##### Raw data #####
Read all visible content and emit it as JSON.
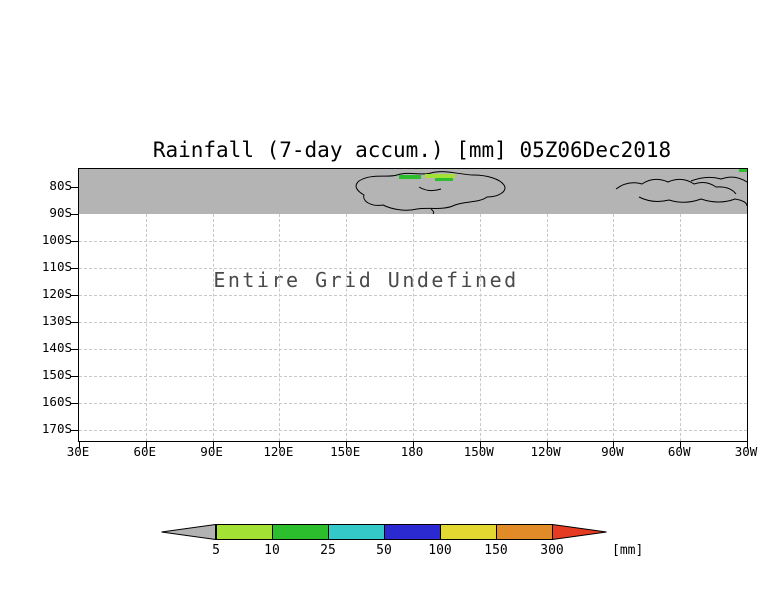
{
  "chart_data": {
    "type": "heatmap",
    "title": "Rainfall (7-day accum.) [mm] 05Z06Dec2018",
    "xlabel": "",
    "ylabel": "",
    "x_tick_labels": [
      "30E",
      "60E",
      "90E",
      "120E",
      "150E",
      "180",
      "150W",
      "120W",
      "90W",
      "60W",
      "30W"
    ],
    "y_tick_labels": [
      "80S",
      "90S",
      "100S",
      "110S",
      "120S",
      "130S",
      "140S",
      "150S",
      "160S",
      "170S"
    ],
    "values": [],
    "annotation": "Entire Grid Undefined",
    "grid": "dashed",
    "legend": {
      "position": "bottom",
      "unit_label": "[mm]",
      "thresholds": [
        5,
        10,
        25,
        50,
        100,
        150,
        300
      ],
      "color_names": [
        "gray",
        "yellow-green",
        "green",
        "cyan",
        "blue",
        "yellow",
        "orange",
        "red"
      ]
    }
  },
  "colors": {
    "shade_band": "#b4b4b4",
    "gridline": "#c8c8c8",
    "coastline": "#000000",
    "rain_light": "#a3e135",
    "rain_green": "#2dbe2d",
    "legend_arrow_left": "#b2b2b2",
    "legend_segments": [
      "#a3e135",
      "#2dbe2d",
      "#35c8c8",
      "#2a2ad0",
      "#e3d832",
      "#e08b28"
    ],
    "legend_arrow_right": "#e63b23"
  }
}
#####
• Do this:
Leave out the pictures and restate everything else word for word.

• Final result:
Read all visible content and emit it as JSON.
{
  "chart_data": {
    "type": "heatmap",
    "title": "Rainfall (7-day accum.) [mm] 05Z06Dec2018",
    "xlabel": "",
    "ylabel": "",
    "x_tick_labels": [
      "30E",
      "60E",
      "90E",
      "120E",
      "150E",
      "180",
      "150W",
      "120W",
      "90W",
      "60W",
      "30W"
    ],
    "y_tick_labels": [
      "80S",
      "90S",
      "100S",
      "110S",
      "120S",
      "130S",
      "140S",
      "150S",
      "160S",
      "170S"
    ],
    "values": [],
    "annotation": "Entire Grid Undefined",
    "grid": "dashed",
    "legend": {
      "position": "bottom",
      "unit_label": "[mm]",
      "thresholds": [
        5,
        10,
        25,
        50,
        100,
        150,
        300
      ],
      "color_names": [
        "gray",
        "yellow-green",
        "green",
        "cyan",
        "blue",
        "yellow",
        "orange",
        "red"
      ]
    }
  },
  "colors": {
    "shade_band": "#b4b4b4",
    "gridline": "#c8c8c8",
    "coastline": "#000000",
    "rain_light": "#a3e135",
    "rain_green": "#2dbe2d",
    "legend_arrow_left": "#b2b2b2",
    "legend_segments": [
      "#a3e135",
      "#2dbe2d",
      "#35c8c8",
      "#2a2ad0",
      "#e3d832",
      "#e08b28"
    ],
    "legend_arrow_right": "#e63b23"
  }
}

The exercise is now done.